Job:
From the listing below, extract each line containing the string "color".

Supplied entries:
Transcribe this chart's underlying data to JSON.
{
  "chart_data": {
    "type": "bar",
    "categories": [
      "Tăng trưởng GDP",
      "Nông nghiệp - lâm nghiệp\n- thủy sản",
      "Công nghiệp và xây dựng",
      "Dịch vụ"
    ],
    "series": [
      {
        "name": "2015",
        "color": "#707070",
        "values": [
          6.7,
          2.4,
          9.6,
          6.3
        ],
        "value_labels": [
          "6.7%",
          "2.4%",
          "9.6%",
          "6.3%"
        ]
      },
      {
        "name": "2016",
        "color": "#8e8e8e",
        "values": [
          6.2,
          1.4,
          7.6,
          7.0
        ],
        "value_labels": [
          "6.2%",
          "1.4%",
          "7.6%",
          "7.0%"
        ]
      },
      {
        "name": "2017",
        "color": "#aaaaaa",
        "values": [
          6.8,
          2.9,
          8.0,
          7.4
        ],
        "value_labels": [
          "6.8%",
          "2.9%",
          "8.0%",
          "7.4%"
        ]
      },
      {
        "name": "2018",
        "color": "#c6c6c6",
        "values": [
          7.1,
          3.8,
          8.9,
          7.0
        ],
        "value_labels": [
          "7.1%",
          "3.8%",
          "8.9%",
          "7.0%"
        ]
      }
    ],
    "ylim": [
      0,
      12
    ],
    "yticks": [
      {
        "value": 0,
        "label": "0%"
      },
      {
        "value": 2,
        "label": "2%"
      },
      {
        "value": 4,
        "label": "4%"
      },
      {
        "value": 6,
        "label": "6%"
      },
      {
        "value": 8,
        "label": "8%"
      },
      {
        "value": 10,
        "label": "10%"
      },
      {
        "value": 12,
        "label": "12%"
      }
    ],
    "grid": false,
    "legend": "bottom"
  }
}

Right answer:
        "color": "#707070",
        "color": "#8e8e8e",
        "color": "#aaaaaa",
        "color": "#c6c6c6",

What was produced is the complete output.